**Written instruction**
Take the line containing "Parse this screenshot: output" and all lines after it to the end of the records, and output them exactly.

(Figure data in JSON)
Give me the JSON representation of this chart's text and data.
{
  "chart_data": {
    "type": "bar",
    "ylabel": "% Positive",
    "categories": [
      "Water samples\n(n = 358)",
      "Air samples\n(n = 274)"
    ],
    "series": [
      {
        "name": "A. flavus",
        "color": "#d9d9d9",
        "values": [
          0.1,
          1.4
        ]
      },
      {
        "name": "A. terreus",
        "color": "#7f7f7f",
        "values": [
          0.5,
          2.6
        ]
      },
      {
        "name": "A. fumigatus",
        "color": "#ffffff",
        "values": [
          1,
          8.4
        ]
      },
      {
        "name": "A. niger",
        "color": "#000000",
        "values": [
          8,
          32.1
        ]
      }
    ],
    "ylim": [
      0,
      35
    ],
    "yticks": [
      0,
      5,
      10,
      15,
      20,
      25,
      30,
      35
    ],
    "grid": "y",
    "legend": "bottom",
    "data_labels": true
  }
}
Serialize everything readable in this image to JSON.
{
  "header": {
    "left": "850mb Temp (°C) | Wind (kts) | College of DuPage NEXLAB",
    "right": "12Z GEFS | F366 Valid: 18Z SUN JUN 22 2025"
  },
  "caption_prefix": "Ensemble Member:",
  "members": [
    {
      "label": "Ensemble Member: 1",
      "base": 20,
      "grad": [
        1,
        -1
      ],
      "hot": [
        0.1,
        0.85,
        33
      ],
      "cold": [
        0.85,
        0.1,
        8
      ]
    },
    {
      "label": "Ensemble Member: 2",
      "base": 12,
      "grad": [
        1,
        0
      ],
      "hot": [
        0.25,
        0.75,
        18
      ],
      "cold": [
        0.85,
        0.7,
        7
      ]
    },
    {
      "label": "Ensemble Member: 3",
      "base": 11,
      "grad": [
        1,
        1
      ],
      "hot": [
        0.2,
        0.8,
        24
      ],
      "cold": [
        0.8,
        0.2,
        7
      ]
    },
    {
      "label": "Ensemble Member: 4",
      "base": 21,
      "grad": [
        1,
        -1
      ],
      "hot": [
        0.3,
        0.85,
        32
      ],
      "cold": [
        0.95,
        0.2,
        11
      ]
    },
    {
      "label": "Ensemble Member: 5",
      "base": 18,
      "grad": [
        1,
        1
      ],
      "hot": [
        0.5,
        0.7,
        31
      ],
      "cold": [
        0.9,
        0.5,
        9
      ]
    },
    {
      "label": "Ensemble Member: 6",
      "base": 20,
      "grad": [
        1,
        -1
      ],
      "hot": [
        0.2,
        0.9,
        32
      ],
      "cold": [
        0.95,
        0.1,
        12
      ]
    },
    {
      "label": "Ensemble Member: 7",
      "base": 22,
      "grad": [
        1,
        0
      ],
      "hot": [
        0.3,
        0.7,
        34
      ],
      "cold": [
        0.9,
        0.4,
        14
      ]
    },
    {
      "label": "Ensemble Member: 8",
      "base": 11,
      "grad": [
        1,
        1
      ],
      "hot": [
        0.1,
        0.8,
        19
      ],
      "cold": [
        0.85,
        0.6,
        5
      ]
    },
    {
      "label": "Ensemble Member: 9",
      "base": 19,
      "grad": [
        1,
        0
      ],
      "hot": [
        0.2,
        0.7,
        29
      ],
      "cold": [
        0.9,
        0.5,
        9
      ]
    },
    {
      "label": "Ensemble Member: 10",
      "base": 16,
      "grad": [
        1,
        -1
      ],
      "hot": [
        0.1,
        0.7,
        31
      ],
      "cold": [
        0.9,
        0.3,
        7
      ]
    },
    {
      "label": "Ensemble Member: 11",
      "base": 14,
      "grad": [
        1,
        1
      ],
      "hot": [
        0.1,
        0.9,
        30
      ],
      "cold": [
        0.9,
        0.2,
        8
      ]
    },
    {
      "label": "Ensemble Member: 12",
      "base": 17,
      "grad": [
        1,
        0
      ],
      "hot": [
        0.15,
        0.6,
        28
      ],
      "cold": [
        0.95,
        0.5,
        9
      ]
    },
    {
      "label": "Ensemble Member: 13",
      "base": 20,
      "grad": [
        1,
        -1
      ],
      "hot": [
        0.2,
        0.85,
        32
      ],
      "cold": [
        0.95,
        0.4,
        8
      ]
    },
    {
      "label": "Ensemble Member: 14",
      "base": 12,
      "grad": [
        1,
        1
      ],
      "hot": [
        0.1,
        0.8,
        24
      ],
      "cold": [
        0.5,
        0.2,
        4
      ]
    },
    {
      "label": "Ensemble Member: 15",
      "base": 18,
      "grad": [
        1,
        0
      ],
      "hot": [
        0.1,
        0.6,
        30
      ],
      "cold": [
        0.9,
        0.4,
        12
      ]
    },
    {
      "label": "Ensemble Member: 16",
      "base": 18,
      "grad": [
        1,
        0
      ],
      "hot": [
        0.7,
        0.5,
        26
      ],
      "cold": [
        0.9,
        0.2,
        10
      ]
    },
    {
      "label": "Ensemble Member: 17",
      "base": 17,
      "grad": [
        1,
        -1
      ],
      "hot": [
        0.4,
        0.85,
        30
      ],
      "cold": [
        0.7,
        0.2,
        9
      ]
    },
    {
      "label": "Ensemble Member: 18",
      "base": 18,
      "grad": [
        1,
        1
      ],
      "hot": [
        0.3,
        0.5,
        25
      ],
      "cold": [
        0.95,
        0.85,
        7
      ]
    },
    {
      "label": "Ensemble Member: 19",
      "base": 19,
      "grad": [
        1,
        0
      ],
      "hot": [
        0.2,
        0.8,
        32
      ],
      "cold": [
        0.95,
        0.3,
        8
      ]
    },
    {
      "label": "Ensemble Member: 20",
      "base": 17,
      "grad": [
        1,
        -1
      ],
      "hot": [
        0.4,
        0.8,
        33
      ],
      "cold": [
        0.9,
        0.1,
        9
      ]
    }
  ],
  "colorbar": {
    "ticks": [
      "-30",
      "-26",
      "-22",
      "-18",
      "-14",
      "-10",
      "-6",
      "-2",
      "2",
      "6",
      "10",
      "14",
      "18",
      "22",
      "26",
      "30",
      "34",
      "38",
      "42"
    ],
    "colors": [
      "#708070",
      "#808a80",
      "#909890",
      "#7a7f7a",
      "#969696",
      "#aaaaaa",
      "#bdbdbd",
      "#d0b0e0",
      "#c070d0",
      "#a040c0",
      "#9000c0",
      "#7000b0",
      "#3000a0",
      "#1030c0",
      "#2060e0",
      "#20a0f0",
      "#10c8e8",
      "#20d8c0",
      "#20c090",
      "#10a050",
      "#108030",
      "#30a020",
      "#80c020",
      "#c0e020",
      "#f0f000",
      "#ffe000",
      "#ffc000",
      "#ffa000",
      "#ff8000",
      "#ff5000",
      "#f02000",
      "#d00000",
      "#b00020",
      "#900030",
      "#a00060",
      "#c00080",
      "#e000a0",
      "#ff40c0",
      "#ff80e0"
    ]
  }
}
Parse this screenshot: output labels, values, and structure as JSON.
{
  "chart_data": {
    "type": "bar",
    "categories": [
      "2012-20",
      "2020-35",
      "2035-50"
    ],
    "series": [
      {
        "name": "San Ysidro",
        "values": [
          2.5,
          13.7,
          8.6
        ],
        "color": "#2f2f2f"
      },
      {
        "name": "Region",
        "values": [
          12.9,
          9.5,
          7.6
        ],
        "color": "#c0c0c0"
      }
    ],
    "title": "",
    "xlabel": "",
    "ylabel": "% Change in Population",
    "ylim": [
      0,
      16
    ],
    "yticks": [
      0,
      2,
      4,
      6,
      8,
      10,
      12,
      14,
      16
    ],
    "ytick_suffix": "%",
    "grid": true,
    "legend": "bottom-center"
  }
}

**Response for this exercise**
Parse this screenshot: output labels, values, and structure as JSON.
{
  "chart_data": {
    "type": "bar",
    "categories": [
      "2012-20",
      "2020-35",
      "2035-50"
    ],
    "series": [
      {
        "name": "San Ysidro",
        "values": [
          2.5,
          13.7,
          8.6
        ],
        "color": "#2f2f2f"
      },
      {
        "name": "Region",
        "values": [
          12.9,
          9.5,
          7.6
        ],
        "color": "#c0c0c0"
      }
    ],
    "title": "",
    "xlabel": "",
    "ylabel": "% Change in Population",
    "ylim": [
      0,
      16
    ],
    "yticks": [
      0,
      2,
      4,
      6,
      8,
      10,
      12,
      14,
      16
    ],
    "ytick_suffix": "%",
    "grid": true,
    "legend": "bottom-center"
  }
}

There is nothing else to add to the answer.